• Set problem:
Omit the pictures, then write out every entry exactly as it reads.

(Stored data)
---*---

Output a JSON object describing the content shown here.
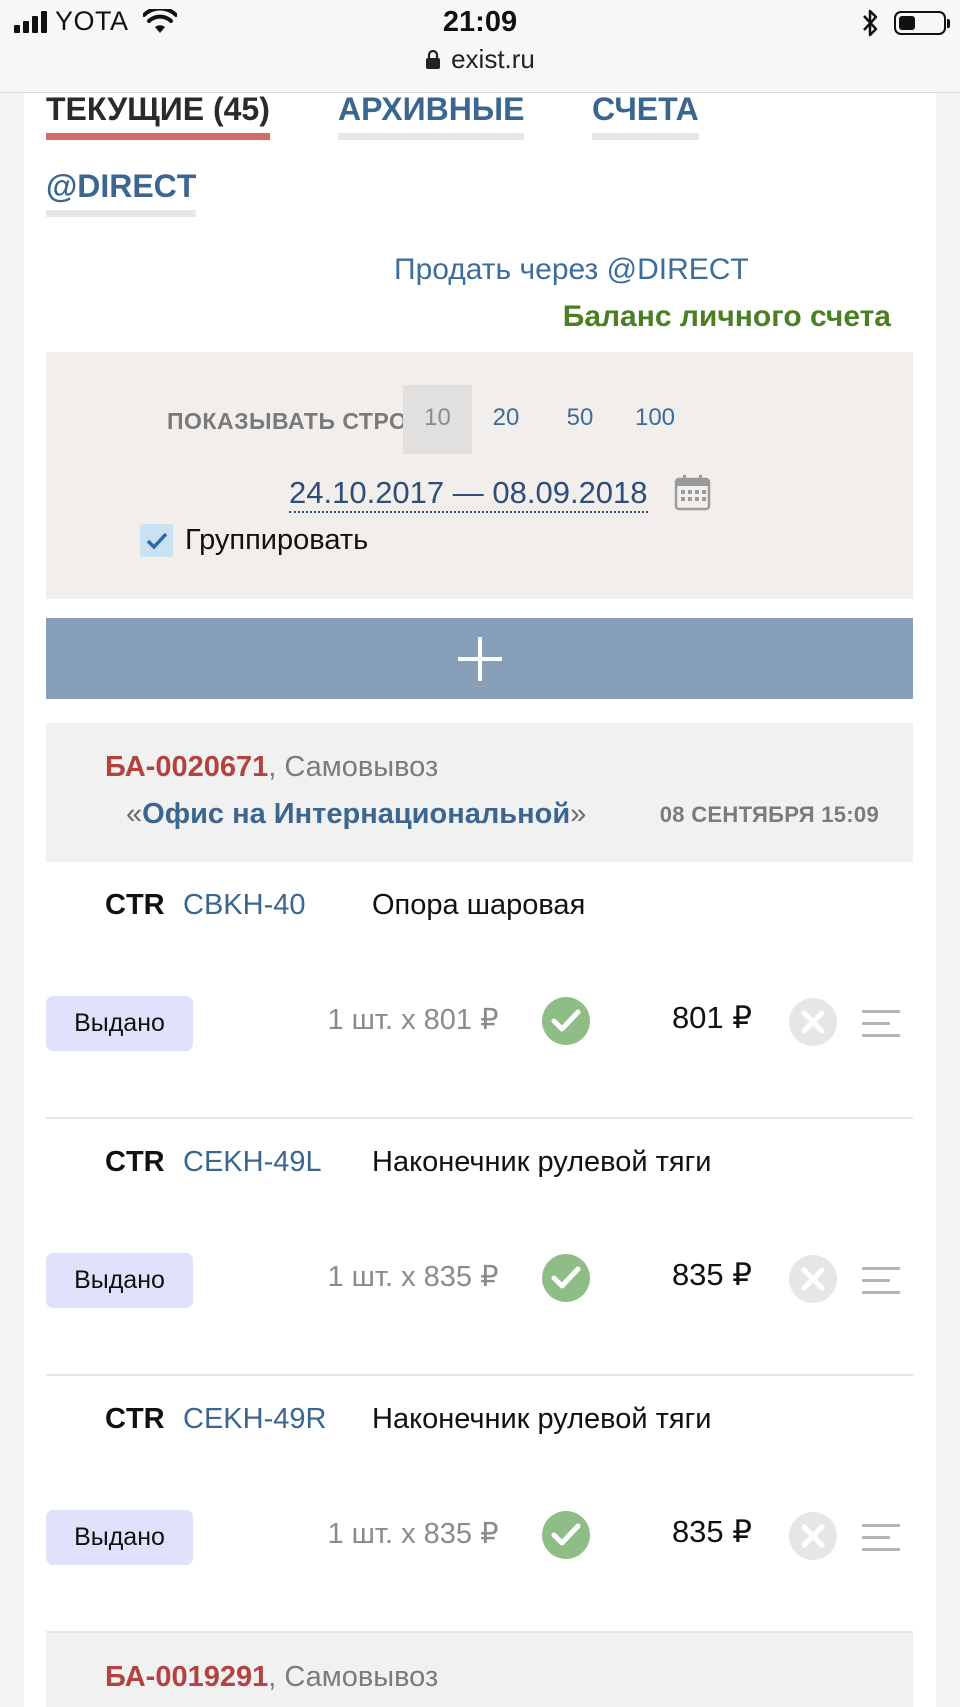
{
  "status_bar": {
    "carrier": "YOTA",
    "time": "21:09",
    "url": "exist.ru"
  },
  "tabs": [
    {
      "label": "ТЕКУЩИЕ (45)",
      "active": true
    },
    {
      "label": "АРХИВНЫЕ",
      "active": false
    },
    {
      "label": "СЧЕТА",
      "active": false
    },
    {
      "label": "@DIRECT",
      "active": false
    }
  ],
  "sell_direct_link": "Продать через @DIRECT",
  "balance_link": "Баланс личного счета",
  "filter": {
    "rows_label": "ПОКАЗЫВАТЬ СТРОК:",
    "rows_options": [
      "10",
      "20",
      "50",
      "100"
    ],
    "rows_selected": "10",
    "date_range": "24.10.2017 — 08.09.2018",
    "group_label": "Группировать",
    "group_checked": true
  },
  "orders": [
    {
      "id": "БА-0020671",
      "delivery": ", Самовывоз",
      "office_prefix": "«",
      "office": "Офис на Интернациональной",
      "office_suffix": "»",
      "date": "08 СЕНТЯБРЯ 15:09",
      "items": [
        {
          "brand": "CTR",
          "code": "CBKH-40",
          "name": "Опора шаровая",
          "status": "Выдано",
          "qty": "1 шт. x 801 ₽",
          "price": "801 ₽"
        },
        {
          "brand": "CTR",
          "code": "CEKH-49L",
          "name": "Наконечник рулевой тяги",
          "status": "Выдано",
          "qty": "1 шт. x 835 ₽",
          "price": "835 ₽"
        },
        {
          "brand": "CTR",
          "code": "CEKH-49R",
          "name": "Наконечник рулевой тяги",
          "status": "Выдано",
          "qty": "1 шт. x 835 ₽",
          "price": "835 ₽"
        }
      ]
    },
    {
      "id": "БА-0019291",
      "delivery": ", Самовывоз"
    }
  ],
  "colors": {
    "link": "#3b6690",
    "order_id": "#b24340",
    "balance": "#4a7f23",
    "active_tab_underline": "#d96a68",
    "add_bar": "#879fb9",
    "status_badge": "#e0e1fb",
    "ok_check": "#8fbd86"
  }
}
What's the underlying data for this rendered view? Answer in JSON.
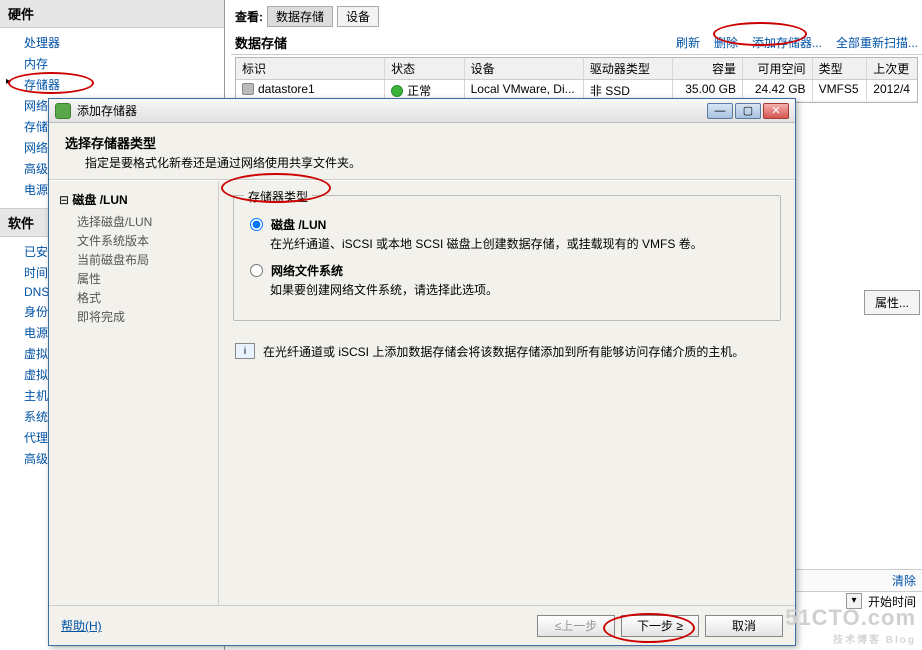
{
  "left": {
    "section1_title": "硬件",
    "section1_items": [
      "处理器",
      "内存",
      "存储器",
      "网络",
      "存储",
      "网络",
      "高级",
      "电源"
    ],
    "section2_title": "软件",
    "section2_items": [
      "已安",
      "时间",
      "DNS",
      "身份",
      "电源",
      "虚拟",
      "虚拟",
      "主机",
      "系统",
      "代理",
      "高级"
    ]
  },
  "main": {
    "view_label": "查看:",
    "tab_datastore": "数据存储",
    "tab_device": "设备",
    "section_title": "数据存储",
    "actions": {
      "refresh": "刷新",
      "delete": "删除",
      "add": "添加存储器...",
      "rescan": "全部重新扫描..."
    },
    "columns": [
      "标识",
      "状态",
      "设备",
      "驱动器类型",
      "容量",
      "可用空间",
      "类型",
      "上次更"
    ],
    "row": {
      "id": "datastore1",
      "status": "正常",
      "device": "Local VMware, Di...",
      "drive": "非 SSD",
      "capacity": "35.00 GB",
      "free": "24.42 GB",
      "type": "VMFS5",
      "updated": "2012/4"
    },
    "props_btn": "属性...",
    "clear": "清除",
    "start_time": "开始时间"
  },
  "dialog": {
    "title": "添加存储器",
    "head_title": "选择存储器类型",
    "head_sub": "指定是要格式化新卷还是通过网络使用共享文件夹。",
    "tree_root": "磁盘 /LUN",
    "tree_items": [
      "选择磁盘/LUN",
      "文件系统版本",
      "当前磁盘布局",
      "属性",
      "格式",
      "即将完成"
    ],
    "group_legend": "存储器类型",
    "opt1_label": "磁盘 /LUN",
    "opt1_desc": "在光纤通道、iSCSI 或本地 SCSI 磁盘上创建数据存储，或挂载现有的 VMFS 卷。",
    "opt2_label": "网络文件系统",
    "opt2_desc": "如果要创建网络文件系统，请选择此选项。",
    "hint": "在光纤通道或 iSCSI 上添加数据存储会将该数据存储添加到所有能够访问存储介质的主机。",
    "help": "帮助(H)",
    "back": "≤上一步",
    "next": "下一步 ≥",
    "cancel": "取消"
  },
  "watermark": {
    "big": "51CTO.com",
    "small": "技术博客  Blog"
  }
}
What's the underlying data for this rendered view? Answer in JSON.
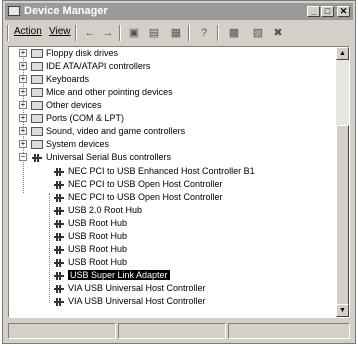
{
  "window": {
    "title": "Device Manager",
    "title_bar_color": "#9a9a9a"
  },
  "title_buttons": {
    "minimize": "_",
    "maximize": "□",
    "close": "✕"
  },
  "menubar": {
    "action": "Action",
    "view": "View"
  },
  "toolbar": {
    "icons": [
      "back-arrow-icon",
      "forward-arrow-icon",
      "up-folder-icon",
      "show-hide-tree-icon",
      "properties-icon",
      "help-icon",
      "scan-hardware-icon",
      "update-driver-icon",
      "uninstall-icon"
    ]
  },
  "tree": {
    "collapsed_items": [
      "Floppy disk drives",
      "IDE ATA/ATAPI controllers",
      "Keyboards",
      "Mice and other pointing devices",
      "Other devices",
      "Ports (COM & LPT)",
      "Sound, video and game controllers",
      "System devices"
    ],
    "expanded_item": "Universal Serial Bus controllers",
    "children": [
      "NEC PCI to USB Enhanced Host Controller B1",
      "NEC PCI to USB Open Host Controller",
      "NEC PCI to USB Open Host Controller",
      "USB 2.0 Root Hub",
      "USB Root Hub",
      "USB Root Hub",
      "USB Root Hub",
      "USB Root Hub",
      "USB Super Link Adapter",
      "VIA USB Universal Host Controller",
      "VIA USB Universal Host Controller"
    ],
    "selected_child": "USB Super Link Adapter",
    "expand_symbol": "+",
    "collapse_symbol": "−"
  },
  "scrollbar": {
    "up": "▲",
    "down": "▼"
  }
}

---*---

• Finished task:
Output a JSON object describing the content shown here.
{
  "status_bar": {
    "carrier": "YOTA",
    "time": "21:09",
    "url": "exist.ru"
  },
  "tabs": [
    {
      "label": "ТЕКУЩИЕ (45)",
      "active": true
    },
    {
      "label": "АРХИВНЫЕ",
      "active": false
    },
    {
      "label": "СЧЕТА",
      "active": false
    },
    {
      "label": "@DIRECT",
      "active": false
    }
  ],
  "sell_direct_link": "Продать через @DIRECT",
  "balance_link": "Баланс личного счета",
  "filter": {
    "rows_label": "ПОКАЗЫВАТЬ СТРОК:",
    "rows_options": [
      "10",
      "20",
      "50",
      "100"
    ],
    "rows_selected": "10",
    "date_range": "24.10.2017 — 08.09.2018",
    "group_label": "Группировать",
    "group_checked": true
  },
  "orders": [
    {
      "id": "БА-0020671",
      "delivery": ", Самовывоз",
      "office_prefix": "«",
      "office": "Офис на Интернациональной",
      "office_suffix": "»",
      "date": "08 СЕНТЯБРЯ 15:09",
      "items": [
        {
          "brand": "CTR",
          "code": "CBKH-40",
          "name": "Опора шаровая",
          "status": "Выдано",
          "qty": "1 шт. x 801 ₽",
          "price": "801 ₽"
        },
        {
          "brand": "CTR",
          "code": "CEKH-49L",
          "name": "Наконечник рулевой тяги",
          "status": "Выдано",
          "qty": "1 шт. x 835 ₽",
          "price": "835 ₽"
        },
        {
          "brand": "CTR",
          "code": "CEKH-49R",
          "name": "Наконечник рулевой тяги",
          "status": "Выдано",
          "qty": "1 шт. x 835 ₽",
          "price": "835 ₽"
        }
      ]
    },
    {
      "id": "БА-0019291",
      "delivery": ", Самовывоз"
    }
  ],
  "colors": {
    "link": "#3b6690",
    "order_id": "#b24340",
    "balance": "#4a7f23",
    "active_tab_underline": "#d96a68",
    "add_bar": "#879fb9",
    "status_badge": "#e0e1fb",
    "ok_check": "#8fbd86"
  }
}
What's the underlying data for this rendered view? Answer in JSON.
{
  "left": {
    "section1_title": "硬件",
    "section1_items": [
      "处理器",
      "内存",
      "存储器",
      "网络",
      "存储",
      "网络",
      "高级",
      "电源"
    ],
    "section2_title": "软件",
    "section2_items": [
      "已安",
      "时间",
      "DNS",
      "身份",
      "电源",
      "虚拟",
      "虚拟",
      "主机",
      "系统",
      "代理",
      "高级"
    ]
  },
  "main": {
    "view_label": "查看:",
    "tab_datastore": "数据存储",
    "tab_device": "设备",
    "section_title": "数据存储",
    "actions": {
      "refresh": "刷新",
      "delete": "删除",
      "add": "添加存储器...",
      "rescan": "全部重新扫描..."
    },
    "columns": [
      "标识",
      "状态",
      "设备",
      "驱动器类型",
      "容量",
      "可用空间",
      "类型",
      "上次更"
    ],
    "row": {
      "id": "datastore1",
      "status": "正常",
      "device": "Local VMware, Di...",
      "drive": "非 SSD",
      "capacity": "35.00 GB",
      "free": "24.42 GB",
      "type": "VMFS5",
      "updated": "2012/4"
    },
    "props_btn": "属性...",
    "clear": "清除",
    "start_time": "开始时间"
  },
  "dialog": {
    "title": "添加存储器",
    "head_title": "选择存储器类型",
    "head_sub": "指定是要格式化新卷还是通过网络使用共享文件夹。",
    "tree_root": "磁盘 /LUN",
    "tree_items": [
      "选择磁盘/LUN",
      "文件系统版本",
      "当前磁盘布局",
      "属性",
      "格式",
      "即将完成"
    ],
    "group_legend": "存储器类型",
    "opt1_label": "磁盘 /LUN",
    "opt1_desc": "在光纤通道、iSCSI 或本地 SCSI 磁盘上创建数据存储，或挂载现有的 VMFS 卷。",
    "opt2_label": "网络文件系统",
    "opt2_desc": "如果要创建网络文件系统，请选择此选项。",
    "hint": "在光纤通道或 iSCSI 上添加数据存储会将该数据存储添加到所有能够访问存储介质的主机。",
    "help": "帮助(H)",
    "back": "≤上一步",
    "next": "下一步 ≥",
    "cancel": "取消"
  },
  "watermark": {
    "big": "51CTO.com",
    "small": "技术博客  Blog"
  }
}
What's the underlying data for this rendered view? Answer in JSON.
{
  "window": {
    "title": "Device Manager",
    "title_bar_color": "#9a9a9a"
  },
  "title_buttons": {
    "minimize": "_",
    "maximize": "□",
    "close": "✕"
  },
  "menubar": {
    "action": "Action",
    "view": "View"
  },
  "toolbar": {
    "icons": [
      "back-arrow-icon",
      "forward-arrow-icon",
      "up-folder-icon",
      "show-hide-tree-icon",
      "properties-icon",
      "help-icon",
      "scan-hardware-icon",
      "update-driver-icon",
      "uninstall-icon"
    ]
  },
  "tree": {
    "collapsed_items": [
      "Floppy disk drives",
      "IDE ATA/ATAPI controllers",
      "Keyboards",
      "Mice and other pointing devices",
      "Other devices",
      "Ports (COM & LPT)",
      "Sound, video and game controllers",
      "System devices"
    ],
    "expanded_item": "Universal Serial Bus controllers",
    "children": [
      "NEC PCI to USB Enhanced Host Controller B1",
      "NEC PCI to USB Open Host Controller",
      "NEC PCI to USB Open Host Controller",
      "USB 2.0 Root Hub",
      "USB Root Hub",
      "USB Root Hub",
      "USB Root Hub",
      "USB Root Hub",
      "USB Super Link Adapter",
      "VIA USB Universal Host Controller",
      "VIA USB Universal Host Controller"
    ],
    "selected_child": "USB Super Link Adapter",
    "expand_symbol": "+",
    "collapse_symbol": "−"
  },
  "scrollbar": {
    "up": "▲",
    "down": "▼"
  }
}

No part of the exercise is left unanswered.